◆ **Do this**: Pull out every line with the word "NASA" from the entries below.

◆ **Data records**:
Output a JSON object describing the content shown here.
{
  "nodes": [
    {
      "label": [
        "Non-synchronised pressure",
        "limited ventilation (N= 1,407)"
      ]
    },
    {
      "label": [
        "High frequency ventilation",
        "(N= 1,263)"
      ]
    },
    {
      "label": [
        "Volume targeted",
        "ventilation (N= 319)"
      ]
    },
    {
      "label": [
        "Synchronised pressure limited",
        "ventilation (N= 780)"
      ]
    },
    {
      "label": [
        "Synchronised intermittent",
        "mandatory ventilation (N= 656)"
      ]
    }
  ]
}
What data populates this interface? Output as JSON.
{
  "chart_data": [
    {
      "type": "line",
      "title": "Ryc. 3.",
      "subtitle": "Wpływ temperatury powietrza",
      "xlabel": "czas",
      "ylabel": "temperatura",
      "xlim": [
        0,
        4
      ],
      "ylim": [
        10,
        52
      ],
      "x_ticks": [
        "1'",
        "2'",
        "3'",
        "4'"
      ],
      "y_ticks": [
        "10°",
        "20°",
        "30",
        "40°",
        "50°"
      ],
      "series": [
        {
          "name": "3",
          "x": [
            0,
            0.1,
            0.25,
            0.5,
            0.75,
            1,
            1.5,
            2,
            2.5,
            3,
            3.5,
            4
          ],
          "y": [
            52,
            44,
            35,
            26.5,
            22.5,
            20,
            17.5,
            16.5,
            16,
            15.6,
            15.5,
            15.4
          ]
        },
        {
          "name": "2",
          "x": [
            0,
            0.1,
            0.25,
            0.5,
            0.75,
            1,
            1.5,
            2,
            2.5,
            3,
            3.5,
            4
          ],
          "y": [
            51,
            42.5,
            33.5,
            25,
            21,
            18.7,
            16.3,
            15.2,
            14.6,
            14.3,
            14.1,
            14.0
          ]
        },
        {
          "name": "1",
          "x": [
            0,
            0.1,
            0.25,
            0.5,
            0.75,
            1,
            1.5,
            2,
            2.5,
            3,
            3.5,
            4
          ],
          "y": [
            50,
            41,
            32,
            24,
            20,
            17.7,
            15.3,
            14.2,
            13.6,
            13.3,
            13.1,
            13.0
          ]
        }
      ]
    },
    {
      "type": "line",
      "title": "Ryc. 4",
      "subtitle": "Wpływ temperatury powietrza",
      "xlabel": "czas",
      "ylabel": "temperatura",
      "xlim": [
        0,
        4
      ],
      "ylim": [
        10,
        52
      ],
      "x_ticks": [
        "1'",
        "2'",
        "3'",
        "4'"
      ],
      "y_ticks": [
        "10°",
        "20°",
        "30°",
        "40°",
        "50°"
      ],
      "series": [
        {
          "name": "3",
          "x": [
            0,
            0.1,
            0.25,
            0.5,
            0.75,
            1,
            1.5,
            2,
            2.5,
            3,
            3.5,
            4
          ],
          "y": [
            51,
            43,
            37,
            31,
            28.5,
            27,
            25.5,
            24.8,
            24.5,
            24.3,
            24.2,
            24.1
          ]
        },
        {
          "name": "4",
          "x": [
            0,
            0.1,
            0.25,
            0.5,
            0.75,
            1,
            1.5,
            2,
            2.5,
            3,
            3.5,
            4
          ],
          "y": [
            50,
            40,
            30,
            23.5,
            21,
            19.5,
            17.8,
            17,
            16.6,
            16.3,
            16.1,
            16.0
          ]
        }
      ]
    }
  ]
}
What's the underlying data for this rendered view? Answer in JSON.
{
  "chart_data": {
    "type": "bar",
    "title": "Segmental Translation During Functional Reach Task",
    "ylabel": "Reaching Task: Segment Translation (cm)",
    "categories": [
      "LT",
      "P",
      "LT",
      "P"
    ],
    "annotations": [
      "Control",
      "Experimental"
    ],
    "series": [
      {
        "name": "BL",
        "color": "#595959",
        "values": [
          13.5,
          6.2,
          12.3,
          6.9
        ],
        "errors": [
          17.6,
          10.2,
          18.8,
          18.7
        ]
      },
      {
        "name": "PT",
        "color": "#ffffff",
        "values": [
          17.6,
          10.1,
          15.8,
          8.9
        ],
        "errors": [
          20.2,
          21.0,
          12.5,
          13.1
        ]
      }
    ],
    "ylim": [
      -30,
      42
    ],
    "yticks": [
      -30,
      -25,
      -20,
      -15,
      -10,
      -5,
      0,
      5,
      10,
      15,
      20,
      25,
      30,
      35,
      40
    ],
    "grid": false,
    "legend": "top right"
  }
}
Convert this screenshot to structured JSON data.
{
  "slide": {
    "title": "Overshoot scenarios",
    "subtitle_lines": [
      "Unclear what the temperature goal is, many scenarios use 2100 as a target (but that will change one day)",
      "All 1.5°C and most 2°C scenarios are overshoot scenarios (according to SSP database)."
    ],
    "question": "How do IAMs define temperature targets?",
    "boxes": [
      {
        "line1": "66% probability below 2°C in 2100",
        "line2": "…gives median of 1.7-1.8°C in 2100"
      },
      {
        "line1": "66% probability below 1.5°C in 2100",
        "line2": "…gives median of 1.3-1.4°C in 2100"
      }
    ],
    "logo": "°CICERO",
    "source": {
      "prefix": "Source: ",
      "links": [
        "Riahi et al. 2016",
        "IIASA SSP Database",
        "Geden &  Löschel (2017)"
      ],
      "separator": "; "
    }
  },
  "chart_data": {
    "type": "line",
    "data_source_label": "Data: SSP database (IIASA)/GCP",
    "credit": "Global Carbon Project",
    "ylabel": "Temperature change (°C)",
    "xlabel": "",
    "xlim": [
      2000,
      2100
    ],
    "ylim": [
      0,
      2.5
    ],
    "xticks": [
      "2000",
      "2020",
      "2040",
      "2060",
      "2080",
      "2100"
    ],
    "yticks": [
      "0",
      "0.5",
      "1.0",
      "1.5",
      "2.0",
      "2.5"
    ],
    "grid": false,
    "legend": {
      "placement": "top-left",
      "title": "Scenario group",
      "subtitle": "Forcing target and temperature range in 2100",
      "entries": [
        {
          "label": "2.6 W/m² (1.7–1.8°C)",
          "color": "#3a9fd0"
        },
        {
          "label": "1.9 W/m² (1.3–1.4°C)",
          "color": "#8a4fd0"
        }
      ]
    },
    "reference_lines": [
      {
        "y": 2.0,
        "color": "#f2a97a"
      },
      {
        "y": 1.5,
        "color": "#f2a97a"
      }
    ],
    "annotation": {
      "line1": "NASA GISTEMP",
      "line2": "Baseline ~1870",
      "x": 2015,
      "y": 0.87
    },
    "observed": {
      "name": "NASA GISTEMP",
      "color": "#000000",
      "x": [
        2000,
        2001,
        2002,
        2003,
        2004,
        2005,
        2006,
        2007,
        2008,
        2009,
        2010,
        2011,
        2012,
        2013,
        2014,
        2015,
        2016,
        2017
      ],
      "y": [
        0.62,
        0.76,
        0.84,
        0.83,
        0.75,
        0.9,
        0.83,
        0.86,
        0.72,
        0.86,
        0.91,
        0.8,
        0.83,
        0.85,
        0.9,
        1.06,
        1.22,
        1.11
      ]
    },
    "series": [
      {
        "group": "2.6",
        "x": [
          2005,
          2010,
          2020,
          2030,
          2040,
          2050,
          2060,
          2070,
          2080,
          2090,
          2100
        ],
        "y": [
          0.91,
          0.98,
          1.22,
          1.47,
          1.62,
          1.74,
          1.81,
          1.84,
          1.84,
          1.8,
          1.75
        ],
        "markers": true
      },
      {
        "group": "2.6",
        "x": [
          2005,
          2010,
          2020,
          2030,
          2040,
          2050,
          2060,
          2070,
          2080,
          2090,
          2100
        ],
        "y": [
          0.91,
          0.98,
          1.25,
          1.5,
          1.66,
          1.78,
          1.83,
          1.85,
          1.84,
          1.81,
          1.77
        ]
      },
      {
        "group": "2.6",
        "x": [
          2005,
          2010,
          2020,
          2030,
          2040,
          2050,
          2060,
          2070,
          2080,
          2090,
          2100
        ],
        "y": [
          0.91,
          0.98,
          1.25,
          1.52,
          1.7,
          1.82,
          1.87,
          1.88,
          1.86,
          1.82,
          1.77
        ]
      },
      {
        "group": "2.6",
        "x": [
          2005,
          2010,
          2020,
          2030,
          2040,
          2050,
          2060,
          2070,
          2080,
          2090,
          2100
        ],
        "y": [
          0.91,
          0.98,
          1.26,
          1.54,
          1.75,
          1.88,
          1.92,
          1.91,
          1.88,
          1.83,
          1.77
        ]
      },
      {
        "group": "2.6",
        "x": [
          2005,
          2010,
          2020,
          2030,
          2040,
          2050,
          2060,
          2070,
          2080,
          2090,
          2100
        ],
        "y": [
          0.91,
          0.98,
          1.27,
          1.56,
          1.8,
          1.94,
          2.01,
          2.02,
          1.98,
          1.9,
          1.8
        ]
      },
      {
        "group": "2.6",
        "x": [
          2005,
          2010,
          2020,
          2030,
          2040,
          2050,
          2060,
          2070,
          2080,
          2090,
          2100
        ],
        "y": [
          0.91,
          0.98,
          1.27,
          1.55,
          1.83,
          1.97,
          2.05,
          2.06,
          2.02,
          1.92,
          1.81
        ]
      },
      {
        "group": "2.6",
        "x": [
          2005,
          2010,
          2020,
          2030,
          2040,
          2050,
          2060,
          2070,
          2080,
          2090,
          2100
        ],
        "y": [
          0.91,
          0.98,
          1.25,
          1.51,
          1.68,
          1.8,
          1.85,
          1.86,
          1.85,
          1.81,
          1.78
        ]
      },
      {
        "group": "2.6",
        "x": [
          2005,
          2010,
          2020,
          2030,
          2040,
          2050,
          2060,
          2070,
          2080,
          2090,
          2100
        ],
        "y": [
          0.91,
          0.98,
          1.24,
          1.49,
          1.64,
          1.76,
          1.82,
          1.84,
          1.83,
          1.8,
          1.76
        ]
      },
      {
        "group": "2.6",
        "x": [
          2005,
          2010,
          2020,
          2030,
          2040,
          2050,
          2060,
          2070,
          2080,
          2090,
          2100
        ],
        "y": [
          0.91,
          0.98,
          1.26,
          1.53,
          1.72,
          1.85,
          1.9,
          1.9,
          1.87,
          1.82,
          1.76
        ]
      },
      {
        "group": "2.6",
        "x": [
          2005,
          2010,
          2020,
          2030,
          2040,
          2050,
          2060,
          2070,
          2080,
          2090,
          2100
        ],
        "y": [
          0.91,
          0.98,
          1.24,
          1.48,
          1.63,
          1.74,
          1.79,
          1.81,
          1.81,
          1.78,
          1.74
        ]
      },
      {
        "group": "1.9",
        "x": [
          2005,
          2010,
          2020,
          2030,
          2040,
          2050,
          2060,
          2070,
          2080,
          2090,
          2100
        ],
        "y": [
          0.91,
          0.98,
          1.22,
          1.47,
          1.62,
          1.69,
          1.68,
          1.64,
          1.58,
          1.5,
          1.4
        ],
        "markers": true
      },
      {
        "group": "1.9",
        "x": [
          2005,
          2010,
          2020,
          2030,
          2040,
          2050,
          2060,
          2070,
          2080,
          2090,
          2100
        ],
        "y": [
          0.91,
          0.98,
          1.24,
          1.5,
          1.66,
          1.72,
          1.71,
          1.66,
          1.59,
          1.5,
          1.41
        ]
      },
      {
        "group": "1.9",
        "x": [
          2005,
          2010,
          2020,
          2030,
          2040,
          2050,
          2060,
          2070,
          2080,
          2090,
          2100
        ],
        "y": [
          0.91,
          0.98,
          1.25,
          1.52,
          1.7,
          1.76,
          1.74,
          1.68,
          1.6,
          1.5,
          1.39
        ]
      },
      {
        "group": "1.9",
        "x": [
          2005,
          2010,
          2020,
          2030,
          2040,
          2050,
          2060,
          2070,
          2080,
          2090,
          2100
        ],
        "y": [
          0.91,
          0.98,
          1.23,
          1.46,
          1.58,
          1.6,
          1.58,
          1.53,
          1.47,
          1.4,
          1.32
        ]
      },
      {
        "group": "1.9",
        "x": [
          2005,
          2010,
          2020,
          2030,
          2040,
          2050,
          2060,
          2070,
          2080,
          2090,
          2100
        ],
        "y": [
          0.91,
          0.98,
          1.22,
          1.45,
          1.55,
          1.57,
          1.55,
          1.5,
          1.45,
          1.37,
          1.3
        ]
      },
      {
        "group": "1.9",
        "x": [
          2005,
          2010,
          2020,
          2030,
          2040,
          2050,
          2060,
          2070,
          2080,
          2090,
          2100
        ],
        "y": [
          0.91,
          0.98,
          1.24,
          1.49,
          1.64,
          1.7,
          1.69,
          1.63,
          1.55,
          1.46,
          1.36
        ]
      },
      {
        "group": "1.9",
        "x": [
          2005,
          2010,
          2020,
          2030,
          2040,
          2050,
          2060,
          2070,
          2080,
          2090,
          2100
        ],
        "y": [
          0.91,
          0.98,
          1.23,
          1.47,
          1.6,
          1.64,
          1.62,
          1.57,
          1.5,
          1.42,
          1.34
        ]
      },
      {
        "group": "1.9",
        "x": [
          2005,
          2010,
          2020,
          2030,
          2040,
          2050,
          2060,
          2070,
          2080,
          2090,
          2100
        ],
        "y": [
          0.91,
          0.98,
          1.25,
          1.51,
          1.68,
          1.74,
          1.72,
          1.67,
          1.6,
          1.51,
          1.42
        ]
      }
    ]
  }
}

◆ **The completed task**:
      "line1": "NASA GISTEMP",
      "name": "NASA GISTEMP",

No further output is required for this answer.